WHAT YOU NEED TO DO -> Exactly reproduce each entry, leaving out nothing.

EXTRACTED INFORMATION ->
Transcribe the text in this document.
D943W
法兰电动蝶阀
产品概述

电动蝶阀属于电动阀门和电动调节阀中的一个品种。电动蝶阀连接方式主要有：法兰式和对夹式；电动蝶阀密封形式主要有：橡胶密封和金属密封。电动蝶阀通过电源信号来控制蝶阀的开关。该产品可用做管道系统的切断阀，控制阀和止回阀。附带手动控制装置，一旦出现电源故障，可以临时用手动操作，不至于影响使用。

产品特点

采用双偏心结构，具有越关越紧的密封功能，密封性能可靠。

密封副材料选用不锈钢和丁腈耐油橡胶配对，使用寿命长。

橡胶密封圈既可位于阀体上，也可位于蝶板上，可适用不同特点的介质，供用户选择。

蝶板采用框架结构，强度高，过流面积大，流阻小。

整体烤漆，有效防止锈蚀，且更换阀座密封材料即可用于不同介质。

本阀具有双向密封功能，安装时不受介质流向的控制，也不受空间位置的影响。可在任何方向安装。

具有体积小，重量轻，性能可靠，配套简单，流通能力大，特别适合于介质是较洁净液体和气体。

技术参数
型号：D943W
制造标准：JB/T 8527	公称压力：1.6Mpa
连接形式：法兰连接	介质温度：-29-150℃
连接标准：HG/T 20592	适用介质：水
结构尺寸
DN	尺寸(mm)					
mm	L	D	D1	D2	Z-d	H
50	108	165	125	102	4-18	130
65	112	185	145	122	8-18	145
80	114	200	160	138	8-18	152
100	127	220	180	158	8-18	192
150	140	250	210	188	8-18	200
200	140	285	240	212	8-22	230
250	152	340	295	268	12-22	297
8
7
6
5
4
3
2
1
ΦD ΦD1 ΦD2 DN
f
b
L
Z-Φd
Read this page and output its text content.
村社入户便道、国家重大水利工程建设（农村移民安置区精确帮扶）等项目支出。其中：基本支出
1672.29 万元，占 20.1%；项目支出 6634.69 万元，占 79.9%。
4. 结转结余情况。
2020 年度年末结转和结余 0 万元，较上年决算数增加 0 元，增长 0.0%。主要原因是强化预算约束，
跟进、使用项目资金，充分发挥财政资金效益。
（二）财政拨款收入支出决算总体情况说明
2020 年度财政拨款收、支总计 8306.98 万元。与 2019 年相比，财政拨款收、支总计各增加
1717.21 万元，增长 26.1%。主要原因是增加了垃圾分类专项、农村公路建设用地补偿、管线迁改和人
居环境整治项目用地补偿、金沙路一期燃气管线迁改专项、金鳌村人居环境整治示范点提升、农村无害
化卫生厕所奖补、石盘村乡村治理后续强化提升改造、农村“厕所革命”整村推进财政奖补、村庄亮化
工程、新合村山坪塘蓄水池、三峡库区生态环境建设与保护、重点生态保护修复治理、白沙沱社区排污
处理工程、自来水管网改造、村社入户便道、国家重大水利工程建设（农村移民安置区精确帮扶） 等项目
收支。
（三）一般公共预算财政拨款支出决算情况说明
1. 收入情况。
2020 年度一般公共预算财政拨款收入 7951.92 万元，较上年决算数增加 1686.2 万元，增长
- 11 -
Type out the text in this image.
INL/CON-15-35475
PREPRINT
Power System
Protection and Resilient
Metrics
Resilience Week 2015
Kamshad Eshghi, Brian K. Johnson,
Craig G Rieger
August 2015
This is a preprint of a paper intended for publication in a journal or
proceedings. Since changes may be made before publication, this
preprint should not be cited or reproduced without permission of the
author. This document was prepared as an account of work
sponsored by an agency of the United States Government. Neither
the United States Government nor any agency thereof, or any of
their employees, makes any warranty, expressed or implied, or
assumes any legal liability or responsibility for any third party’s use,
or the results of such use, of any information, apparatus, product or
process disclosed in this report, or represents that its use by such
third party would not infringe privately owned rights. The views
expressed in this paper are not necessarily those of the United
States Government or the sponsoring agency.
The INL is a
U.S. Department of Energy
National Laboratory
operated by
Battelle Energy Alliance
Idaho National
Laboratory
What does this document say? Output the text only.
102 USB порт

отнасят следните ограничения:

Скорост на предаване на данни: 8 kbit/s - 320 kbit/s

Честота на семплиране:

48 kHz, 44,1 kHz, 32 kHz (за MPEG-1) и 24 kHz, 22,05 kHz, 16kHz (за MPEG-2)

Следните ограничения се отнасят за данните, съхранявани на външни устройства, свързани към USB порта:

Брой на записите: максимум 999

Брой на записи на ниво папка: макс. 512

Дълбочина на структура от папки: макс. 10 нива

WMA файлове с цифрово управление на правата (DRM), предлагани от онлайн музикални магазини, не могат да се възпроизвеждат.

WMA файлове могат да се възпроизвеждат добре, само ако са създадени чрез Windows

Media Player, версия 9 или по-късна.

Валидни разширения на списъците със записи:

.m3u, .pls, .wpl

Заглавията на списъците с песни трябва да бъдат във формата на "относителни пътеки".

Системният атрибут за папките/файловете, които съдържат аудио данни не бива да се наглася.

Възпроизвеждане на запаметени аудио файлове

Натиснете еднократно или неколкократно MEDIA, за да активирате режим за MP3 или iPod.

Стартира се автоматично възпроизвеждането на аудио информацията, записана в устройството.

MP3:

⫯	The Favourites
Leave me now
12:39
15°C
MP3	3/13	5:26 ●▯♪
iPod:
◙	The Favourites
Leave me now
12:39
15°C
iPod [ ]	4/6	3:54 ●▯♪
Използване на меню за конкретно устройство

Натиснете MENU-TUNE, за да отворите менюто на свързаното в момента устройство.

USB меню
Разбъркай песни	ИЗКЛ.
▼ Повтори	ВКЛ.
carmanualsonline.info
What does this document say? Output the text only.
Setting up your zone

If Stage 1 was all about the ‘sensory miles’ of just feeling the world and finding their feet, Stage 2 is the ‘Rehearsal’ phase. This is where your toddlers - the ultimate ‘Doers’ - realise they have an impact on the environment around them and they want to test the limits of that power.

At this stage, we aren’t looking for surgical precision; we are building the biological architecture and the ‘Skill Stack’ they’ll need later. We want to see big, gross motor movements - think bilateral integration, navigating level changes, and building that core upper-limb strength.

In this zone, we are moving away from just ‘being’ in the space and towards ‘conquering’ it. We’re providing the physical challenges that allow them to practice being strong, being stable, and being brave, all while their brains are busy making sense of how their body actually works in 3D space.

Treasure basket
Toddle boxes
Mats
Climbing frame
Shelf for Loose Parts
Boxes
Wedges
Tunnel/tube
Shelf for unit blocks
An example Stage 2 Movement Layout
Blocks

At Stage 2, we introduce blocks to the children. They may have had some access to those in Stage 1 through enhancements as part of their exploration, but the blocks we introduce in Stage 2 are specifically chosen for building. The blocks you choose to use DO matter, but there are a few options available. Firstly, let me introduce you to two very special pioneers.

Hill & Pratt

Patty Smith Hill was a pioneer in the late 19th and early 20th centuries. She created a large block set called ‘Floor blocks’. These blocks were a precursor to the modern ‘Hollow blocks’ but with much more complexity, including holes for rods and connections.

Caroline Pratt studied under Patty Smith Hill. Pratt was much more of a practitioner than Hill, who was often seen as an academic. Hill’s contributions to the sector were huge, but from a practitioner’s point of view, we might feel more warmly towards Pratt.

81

OUTPUT ->
Transcribe the text in this document.
D943W
法兰电动蝶阀
产品概述

电动蝶阀属于电动阀门和电动调节阀中的一个品种。电动蝶阀连接方式主要有：法兰式和对夹式；电动蝶阀密封形式主要有：橡胶密封和金属密封。电动蝶阀通过电源信号来控制蝶阀的开关。该产品可用做管道系统的切断阀，控制阀和止回阀。附带手动控制装置，一旦出现电源故障，可以临时用手动操作，不至于影响使用。

产品特点

采用双偏心结构，具有越关越紧的密封功能，密封性能可靠。

密封副材料选用不锈钢和丁腈耐油橡胶配对，使用寿命长。

橡胶密封圈既可位于阀体上，也可位于蝶板上，可适用不同特点的介质，供用户选择。

蝶板采用框架结构，强度高，过流面积大，流阻小。

整体烤漆，有效防止锈蚀，且更换阀座密封材料即可用于不同介质。

本阀具有双向密封功能，安装时不受介质流向的控制，也不受空间位置的影响。可在任何方向安装。

具有体积小，重量轻，性能可靠，配套简单，流通能力大，特别适合于介质是较洁净液体和气体。

技术参数
型号：D943W
制造标准：JB/T 8527	公称压力：1.6Mpa
连接形式：法兰连接	介质温度：-29-150℃
连接标准：HG/T 20592	适用介质：水
结构尺寸
DN	尺寸(mm)					
mm	L	D	D1	D2	Z-d	H
50	108	165	125	102	4-18	130
65	112	185	145	122	8-18	145
80	114	200	160	138	8-18	152
100	127	220	180	158	8-18	192
150	140	250	210	188	8-18	200
200	140	285	240	212	8-22	230
250	152	340	295	268	12-22	297
8
7
6
5
4
3
2
1
ΦD ΦD1 ΦD2 DN
f
b
L
Z-Φd
Read this page and output its text content.
村社入户便道、国家重大水利工程建设（农村移民安置区精确帮扶）等项目支出。其中：基本支出
1672.29 万元，占 20.1%；项目支出 6634.69 万元，占 79.9%。
4. 结转结余情况。
2020 年度年末结转和结余 0 万元，较上年决算数增加 0 元，增长 0.0%。主要原因是强化预算约束，
跟进、使用项目资金，充分发挥财政资金效益。
（二）财政拨款收入支出决算总体情况说明
2020 年度财政拨款收、支总计 8306.98 万元。与 2019 年相比，财政拨款收、支总计各增加
1717.21 万元，增长 26.1%。主要原因是增加了垃圾分类专项、农村公路建设用地补偿、管线迁改和人
居环境整治项目用地补偿、金沙路一期燃气管线迁改专项、金鳌村人居环境整治示范点提升、农村无害
化卫生厕所奖补、石盘村乡村治理后续强化提升改造、农村“厕所革命”整村推进财政奖补、村庄亮化
工程、新合村山坪塘蓄水池、三峡库区生态环境建设与保护、重点生态保护修复治理、白沙沱社区排污
处理工程、自来水管网改造、村社入户便道、国家重大水利工程建设（农村移民安置区精确帮扶） 等项目
收支。
（三）一般公共预算财政拨款支出决算情况说明
1. 收入情况。
2020 年度一般公共预算财政拨款收入 7951.92 万元，较上年决算数增加 1686.2 万元，增长
- 11 -
Type out the text in this image.
INL/CON-15-35475
PREPRINT
Power System
Protection and Resilient
Metrics
Resilience Week 2015
Kamshad Eshghi, Brian K. Johnson,
Craig G Rieger
August 2015
This is a preprint of a paper intended for publication in a journal or
proceedings. Since changes may be made before publication, this
preprint should not be cited or reproduced without permission of the
author. This document was prepared as an account of work
sponsored by an agency of the United States Government. Neither
the United States Government nor any agency thereof, or any of
their employees, makes any warranty, expressed or implied, or
assumes any legal liability or responsibility for any third party’s use,
or the results of such use, of any information, apparatus, product or
process disclosed in this report, or represents that its use by such
third party would not infringe privately owned rights. The views
expressed in this paper are not necessarily those of the United
States Government or the sponsoring agency.
The INL is a
U.S. Department of Energy
National Laboratory
operated by
Battelle Energy Alliance
Idaho National
Laboratory
What does this document say? Output the text only.
102 USB порт

отнасят следните ограничения:

Скорост на предаване на данни: 8 kbit/s - 320 kbit/s

Честота на семплиране:

48 kHz, 44,1 kHz, 32 kHz (за MPEG-1) и 24 kHz, 22,05 kHz, 16kHz (за MPEG-2)

Следните ограничения се отнасят за данните, съхранявани на външни устройства, свързани към USB порта:

Брой на записите: максимум 999

Брой на записи на ниво папка: макс. 512

Дълбочина на структура от папки: макс. 10 нива

WMA файлове с цифрово управление на правата (DRM), предлагани от онлайн музикални магазини, не могат да се възпроизвеждат.

WMA файлове могат да се възпроизвеждат добре, само ако са създадени чрез Windows

Media Player, версия 9 или по-късна.

Валидни разширения на списъците със записи:

.m3u, .pls, .wpl

Заглавията на списъците с песни трябва да бъдат във формата на "относителни пътеки".

Системният атрибут за папките/файловете, които съдържат аудио данни не бива да се наглася.

Възпроизвеждане на запаметени аудио файлове

Натиснете еднократно или неколкократно MEDIA, за да активирате режим за MP3 или iPod.

Стартира се автоматично възпроизвеждането на аудио информацията, записана в устройството.

MP3:

⫯	The Favourites
Leave me now
12:39
15°C
MP3	3/13	5:26 ●▯♪
iPod:
◙	The Favourites
Leave me now
12:39
15°C
iPod [ ]	4/6	3:54 ●▯♪
Използване на меню за конкретно устройство

Натиснете MENU-TUNE, за да отворите менюто на свързаното в момента устройство.

USB меню
Разбъркай песни	ИЗКЛ.
▼ Повтори	ВКЛ.
carmanualsonline.info
What does this document say? Output the text only.
Setting up your zone

If Stage 1 was all about the ‘sensory miles’ of just feeling the world and finding their feet, Stage 2 is the ‘Rehearsal’ phase. This is where your toddlers - the ultimate ‘Doers’ - realise they have an impact on the environment around them and they want to test the limits of that power.

At this stage, we aren’t looking for surgical precision; we are building the biological architecture and the ‘Skill Stack’ they’ll need later. We want to see big, gross motor movements - think bilateral integration, navigating level changes, and building that core upper-limb strength.

In this zone, we are moving away from just ‘being’ in the space and towards ‘conquering’ it. We’re providing the physical challenges that allow them to practice being strong, being stable, and being brave, all while their brains are busy making sense of how their body actually works in 3D space.

Treasure basket
Toddle boxes
Mats
Climbing frame
Shelf for Loose Parts
Boxes
Wedges
Tunnel/tube
Shelf for unit blocks
An example Stage 2 Movement Layout
Blocks

At Stage 2, we introduce blocks to the children. They may have had some access to those in Stage 1 through enhancements as part of their exploration, but the blocks we introduce in Stage 2 are specifically chosen for building. The blocks you choose to use DO matter, but there are a few options available. Firstly, let me introduce you to two very special pioneers.

Hill & Pratt

Patty Smith Hill was a pioneer in the late 19th and early 20th centuries. She created a large block set called ‘Floor blocks’. These blocks were a precursor to the modern ‘Hollow blocks’ but with much more complexity, including holes for rods and connections.

Caroline Pratt studied under Patty Smith Hill. Pratt was much more of a practitioner than Hill, who was often seen as an academic. Hill’s contributions to the sector were huge, but from a practitioner’s point of view, we might feel more warmly towards Pratt.

81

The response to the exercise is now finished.